◆ **Your objective**:
Leave every picture out. Set down all the lines below exactly.

◆ **Excerpted data**:
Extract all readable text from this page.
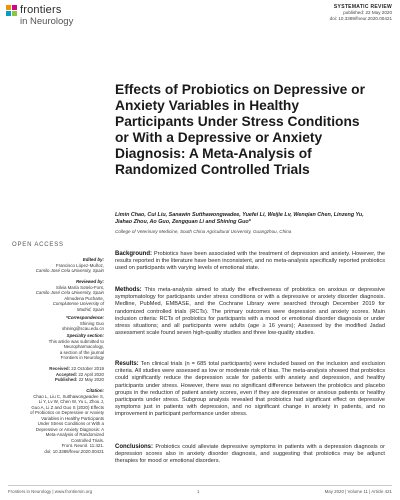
frontiers
in Neurology
SYSTEMATIC REVIEW
published: 22 May 2020
doi: 10.3389/fneur.2020.00421
Effects of Probiotics on Depressive or Anxiety Variables in Healthy Participants Under Stress Conditions or With a Depressive or Anxiety Diagnosis: A Meta-Analysis of Randomized Controlled Trials
Limin Chao, Cui Liu, Sanawin Sutthawongwadee, Yuefei Li, Weijie Lv, Wenqian Chen, Linzeng Yu, Jiahao Zhou, Ao Guo, Zengquan Li and Shining Guo*
College of Veterinary Medicine, South China Agricultural University, Guangzhou, China
OPEN ACCESS
Edited by:
Francisco López-Muñoz,
Camilo José Cela University, Spain
Reviewed by:
Silvia María Sotelo-Font,
Camilo José Cela University, Spain
Almudena Pucharte,
Complutense University of
Madrid, Spain
*Correspondence:
Shining Guo
shining@scau.edu.cn
Specialty section:
This article was submitted to
Neuropharmacology,
a section of the journal
Frontiers in Neurology
Received: 22 October 2019
Accepted: 22 April 2020
Published: 22 May 2020
Citation:
Chao L, Liu C, Sutthawongwadee S,
Li Y, Lv W, Chen W, Yu L, Zhou J,
Guo A, Li Z and Guo S (2020) Effects
of Probiotics on Depressive or Anxiety
Variables in Healthy Participants
Under Stress Conditions or With a
Depressive or Anxiety Diagnosis: A
Meta-Analysis of Randomized
Controlled Trials.
Front. Neurol. 11:421.
doi: 10.3389/fneur.2020.00421

Background: Probiotics have been associated with the treatment of depression and anxiety. However, the results reported in the literature have been inconsistent, and no meta-analysis specifically reported probiotics used on participants with varying levels of emotional state.

Methods: This meta-analysis aimed to study the effectiveness of probiotics on anxious or depressive symptomatology for participants under stress conditions or with a depressive or anxiety disorder diagnosis. Medline, PubMed, EMBASE, and the Cochrane Library were searched through December 2019 for randomized controlled trials (RCTs). The primary outcomes were depression and anxiety scores. Main inclusion criteria: RCTs of probiotics for participants with a mood or emotional disorder diagnosis or under stress situations; and all participants were adults (age ≥ 16 years); Assessed by the modified Jadad assessment scale found seven high-quality studies and three low-quality studies.

Results: Ten clinical trials (n = 685 total participants) were included based on the inclusion and exclusion criteria. All studies were assessed as low or moderate risk of bias. The meta-analysis showed that probiotics could significantly reduce the depression scale for patients with anxiety and depression, and healthy participants under stress. However, there was no significant difference between the probiotics and placebo groups in the reduction of patient anxiety scores, even if they are depressive or anxious patients or healthy participants under stress. Subgroup analysis revealed that probiotics had significant effect on depressive symptoms just in patients with depression, and no significant change in anxiety in patients, and no improvement in participant performance under stress.

Conclusions: Probiotics could alleviate depressive symptoms in patients with a depression diagnosis or depression scores also in anxiety disorder diagnosis, and suggesting that probiotics may be adjunct therapies for mood or emotional disorders.

Frontiers in Neurology | www.frontiersin.org	1	May 2020 | Volume 11 | Article 421
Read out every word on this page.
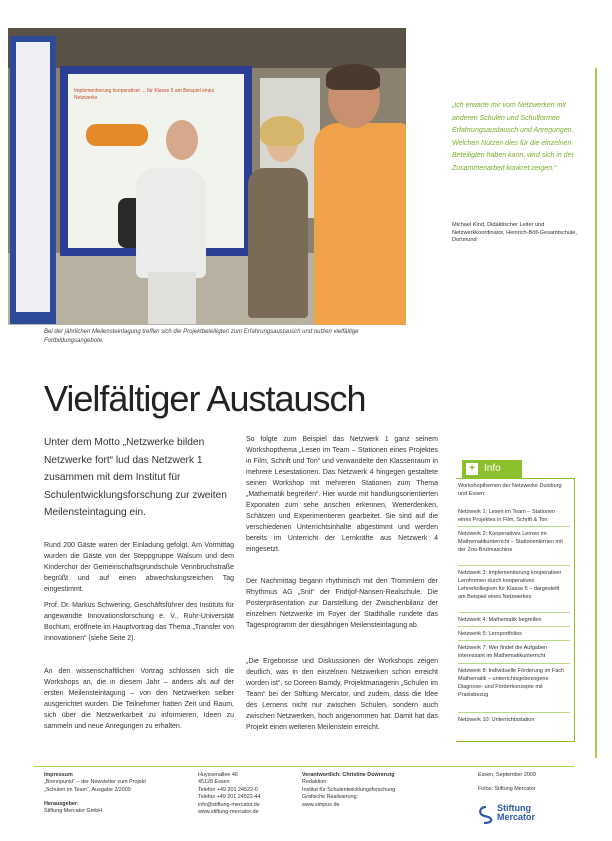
Implementierung kooperativer ... für Klasse 5 am Beispiel eines Netzwerks
Bei der jährlichen Meilensteintagung treffen sich die Projektbeteiligten zum Erfahrungsaustausch und nutzen vielfältige Fortbildungsangebote.
„Ich erwarte mir vom Netzwerken mit anderen Schulen und Schulformen Erfahrungsaustausch und Anregungen. Welchen Nutzen dies für die einzelnen Beteiligten haben kann, wird sich in der Zusammenarbeit konkret zeigen.“
Michael Kind, Didaktischer Leiter und Netzwerkkoordinator, Heinrich-Böll-Gesamtschule, Dortmund
Vielfältiger Austausch
Unter dem Motto „Netzwerke bilden Netzwerke fort“ lud das Netzwerk 1 zusammen mit dem Institut für Schulentwicklungsforschung zur zweiten Meilensteintagung ein.
Rund 200 Gäste waren der Einladung gefolgt. Am Vormittag wurden die Gäste von der Steppgruppe Walsum und dem Kinderchor der Gemeinschaftsgrundschule Vennbruchstraße begrüßt und auf einen abwechslungsreichen Tag eingestimmt.
Prof. Dr. Markus Schwering, Geschäftsführer des Instituts für angewandte Innovationsforschung e. V., Ruhr-Universität Bochum, eröffnete im Hauptvortrag das Thema „Transfer von Innovationen“ (siehe Seite 2).
An den wissenschaftlichen Vortrag schlossen sich die Workshops an, die in diesem Jahr – anders als auf der ersten Meilensteintagung – von den Netzwerken selber ausgerichtet wurden. Die Teilnehmer hatten Zeit und Raum, sich über die Netzwerkarbeit zu informieren, Ideen zu sammeln und neue Anregungen zu erhalten.
So folgte zum Beispiel das Netzwerk 1 ganz seinem Workshopthema „Lesen im Team – Stationen eines Projektes in Film, Schrift und Ton“ und verwandelte den Klassenraum in mehrere Lesestationen. Das Netzwerk 4 hingegen gestaltete seinen Workshop mit mehreren Stationen zum Thema „Mathematik begreifen“. Hier wurde mit handlungsorientierten Exponaten zum sehe anschen erkennen, Werterdenken, Schätzen und Experimentieren gearbeitet. Sie sind auf die verschiedenen Unterrichtsinhalte abgestimmt und werden bereits im Unterricht der Lernkräfte aus Netzwerk 4 eingesetzt.
Der Nachmittag begann rhythmisch mit den Trommlern der Rhythmus AG „Snit“ der Fridtjof-Nansen-Realschule. Die Posterpräsentation zur Darstellung der Zwischenbilanz der einzelnen Netzwerke im Foyer der Stadthalle rundete das Tagesprogramm der diesjährigen Meilensteintagung ab.
„Die Ergebnisse und Diskussionen der Workshops zeigen deutlich, was in den einzelnen Netzwerken schon erreicht worden ist“, so Doreen Bamdy, Projektmanagerin „Schulen im Team“ bei der Stiftung Mercator, und zudem, dass die Idee des Lernens nicht nur zwischen Schulen, sondern auch zwischen Netzwerken, hoch angenommen hat. Damit hat das Projekt einen weiteren Meilenstein erreicht.
+ Info
Workshopthemen der Netzwerke Duisburg und Essen:
Netzwerk 1: Lesen im Team – Stationen eines Projektes in Film, Schrift & Ton
Netzwerk 2: Kooperatives Lernen im Mathematikunterricht – Stationenlernen mit der Zoo-Brutmaschine
Netzwerk 3: Implementierung kooperativer Lernformen durch kooperatives Lehrerkollegium für Klasse 5 – dargestellt am Beispiel eines Netzwerkes
Netzwerk 4: Mathematik begreifen
Netzwerk 5: Lernportfolios
Netzwerk 7: Wer findet die Aufgaben interessant im Mathematikunterricht
Netzwerk 8: Individuelle Förderung im Fach Mathematik – unterrichtsgebezogene Diagnose- und Förderkonzepte mit Praxisbezug
Netzwerk 10: Unterrichtsstation
Impressum
„Brennpunkt“ – der Newsletter zum Projekt „Schulen im Team“, Ausgabe 2/2009
Herausgeber:
Stiftung Mercator GmbH
Huyssenallee 46
45128 Essen
Telefon +49 201 24522-0
Telefax +49 201 24522-44
info@stiftung-mercator.de
www.stiftung-mercator.de
Verantwortlich: Christine Dowrenzig
Redaktion:
Institut für Schulentwicklungsforschung
Grafische Realisierung:
www.simpus.de
Essen, September 2009
Fotos: Stiftung Mercator
Stiftung
Mercator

◆ **Output**:
Extract all readable text from this page.
frontiers
in Neurology
SYSTEMATIC REVIEW
published: 22 May 2020
doi: 10.3389/fneur.2020.00421
Effects of Probiotics on Depressive or Anxiety Variables in Healthy Participants Under Stress Conditions or With a Depressive or Anxiety Diagnosis: A Meta-Analysis of Randomized Controlled Trials
Limin Chao, Cui Liu, Sanawin Sutthawongwadee, Yuefei Li, Weijie Lv, Wenqian Chen, Linzeng Yu, Jiahao Zhou, Ao Guo, Zengquan Li and Shining Guo*
College of Veterinary Medicine, South China Agricultural University, Guangzhou, China
OPEN ACCESS
Edited by:
Francisco López-Muñoz,
Camilo José Cela University, Spain
Reviewed by:
Silvia María Sotelo-Font,
Camilo José Cela University, Spain
Almudena Pucharte,
Complutense University of
Madrid, Spain
*Correspondence:
Shining Guo
shining@scau.edu.cn
Specialty section:
This article was submitted to
Neuropharmacology,
a section of the journal
Frontiers in Neurology
Received: 22 October 2019
Accepted: 22 April 2020
Published: 22 May 2020
Citation:
Chao L, Liu C, Sutthawongwadee S,
Li Y, Lv W, Chen W, Yu L, Zhou J,
Guo A, Li Z and Guo S (2020) Effects
of Probiotics on Depressive or Anxiety
Variables in Healthy Participants
Under Stress Conditions or With a
Depressive or Anxiety Diagnosis: A
Meta-Analysis of Randomized
Controlled Trials.
Front. Neurol. 11:421.
doi: 10.3389/fneur.2020.00421

Background: Probiotics have been associated with the treatment of depression and anxiety. However, the results reported in the literature have been inconsistent, and no meta-analysis specifically reported probiotics used on participants with varying levels of emotional state.

Methods: This meta-analysis aimed to study the effectiveness of probiotics on anxious or depressive symptomatology for participants under stress conditions or with a depressive or anxiety disorder diagnosis. Medline, PubMed, EMBASE, and the Cochrane Library were searched through December 2019 for randomized controlled trials (RCTs). The primary outcomes were depression and anxiety scores. Main inclusion criteria: RCTs of probiotics for participants with a mood or emotional disorder diagnosis or under stress situations; and all participants were adults (age ≥ 16 years); Assessed by the modified Jadad assessment scale found seven high-quality studies and three low-quality studies.

Results: Ten clinical trials (n = 685 total participants) were included based on the inclusion and exclusion criteria. All studies were assessed as low or moderate risk of bias. The meta-analysis showed that probiotics could significantly reduce the depression scale for patients with anxiety and depression, and healthy participants under stress. However, there was no significant difference between the probiotics and placebo groups in the reduction of patient anxiety scores, even if they are depressive or anxious patients or healthy participants under stress. Subgroup analysis revealed that probiotics had significant effect on depressive symptoms just in patients with depression, and no significant change in anxiety in patients, and no improvement in participant performance under stress.

Conclusions: Probiotics could alleviate depressive symptoms in patients with a depression diagnosis or depression scores also in anxiety disorder diagnosis, and suggesting that probiotics may be adjunct therapies for mood or emotional disorders.

Frontiers in Neurology | www.frontiersin.org	1	May 2020 | Volume 11 | Article 421
Read out every word on this page.
Implementierung kooperativer ... für Klasse 5 am Beispiel eines Netzwerks
Bei der jährlichen Meilensteintagung treffen sich die Projektbeteiligten zum Erfahrungsaustausch und nutzen vielfältige Fortbildungsangebote.
„Ich erwarte mir vom Netzwerken mit anderen Schulen und Schulformen Erfahrungsaustausch und Anregungen. Welchen Nutzen dies für die einzelnen Beteiligten haben kann, wird sich in der Zusammenarbeit konkret zeigen.“
Michael Kind, Didaktischer Leiter und Netzwerkkoordinator, Heinrich-Böll-Gesamtschule, Dortmund
Vielfältiger Austausch
Unter dem Motto „Netzwerke bilden Netzwerke fort“ lud das Netzwerk 1 zusammen mit dem Institut für Schulentwicklungsforschung zur zweiten Meilensteintagung ein.
Rund 200 Gäste waren der Einladung gefolgt. Am Vormittag wurden die Gäste von der Steppgruppe Walsum und dem Kinderchor der Gemeinschaftsgrundschule Vennbruchstraße begrüßt und auf einen abwechslungsreichen Tag eingestimmt.
Prof. Dr. Markus Schwering, Geschäftsführer des Instituts für angewandte Innovationsforschung e. V., Ruhr-Universität Bochum, eröffnete im Hauptvortrag das Thema „Transfer von Innovationen“ (siehe Seite 2).
An den wissenschaftlichen Vortrag schlossen sich die Workshops an, die in diesem Jahr – anders als auf der ersten Meilensteintagung – von den Netzwerken selber ausgerichtet wurden. Die Teilnehmer hatten Zeit und Raum, sich über die Netzwerkarbeit zu informieren, Ideen zu sammeln und neue Anregungen zu erhalten.
So folgte zum Beispiel das Netzwerk 1 ganz seinem Workshopthema „Lesen im Team – Stationen eines Projektes in Film, Schrift und Ton“ und verwandelte den Klassenraum in mehrere Lesestationen. Das Netzwerk 4 hingegen gestaltete seinen Workshop mit mehreren Stationen zum Thema „Mathematik begreifen“. Hier wurde mit handlungsorientierten Exponaten zum sehe anschen erkennen, Werterdenken, Schätzen und Experimentieren gearbeitet. Sie sind auf die verschiedenen Unterrichtsinhalte abgestimmt und werden bereits im Unterricht der Lernkräfte aus Netzwerk 4 eingesetzt.
Der Nachmittag begann rhythmisch mit den Trommlern der Rhythmus AG „Snit“ der Fridtjof-Nansen-Realschule. Die Posterpräsentation zur Darstellung der Zwischenbilanz der einzelnen Netzwerke im Foyer der Stadthalle rundete das Tagesprogramm der diesjährigen Meilensteintagung ab.
„Die Ergebnisse und Diskussionen der Workshops zeigen deutlich, was in den einzelnen Netzwerken schon erreicht worden ist“, so Doreen Bamdy, Projektmanagerin „Schulen im Team“ bei der Stiftung Mercator, und zudem, dass die Idee des Lernens nicht nur zwischen Schulen, sondern auch zwischen Netzwerken, hoch angenommen hat. Damit hat das Projekt einen weiteren Meilenstein erreicht.
+ Info
Workshopthemen der Netzwerke Duisburg und Essen:
Netzwerk 1: Lesen im Team – Stationen eines Projektes in Film, Schrift & Ton
Netzwerk 2: Kooperatives Lernen im Mathematikunterricht – Stationenlernen mit der Zoo-Brutmaschine
Netzwerk 3: Implementierung kooperativer Lernformen durch kooperatives Lehrerkollegium für Klasse 5 – dargestellt am Beispiel eines Netzwerkes
Netzwerk 4: Mathematik begreifen
Netzwerk 5: Lernportfolios
Netzwerk 7: Wer findet die Aufgaben interessant im Mathematikunterricht
Netzwerk 8: Individuelle Förderung im Fach Mathematik – unterrichtsgebezogene Diagnose- und Förderkonzepte mit Praxisbezug
Netzwerk 10: Unterrichtsstation
Impressum
„Brennpunkt“ – der Newsletter zum Projekt „Schulen im Team“, Ausgabe 2/2009
Herausgeber:
Stiftung Mercator GmbH
Huyssenallee 46
45128 Essen
Telefon +49 201 24522-0
Telefax +49 201 24522-44
info@stiftung-mercator.de
www.stiftung-mercator.de
Verantwortlich: Christine Dowrenzig
Redaktion:
Institut für Schulentwicklungsforschung
Grafische Realisierung:
www.simpus.de
Essen, September 2009
Fotos: Stiftung Mercator
Stiftung
Mercator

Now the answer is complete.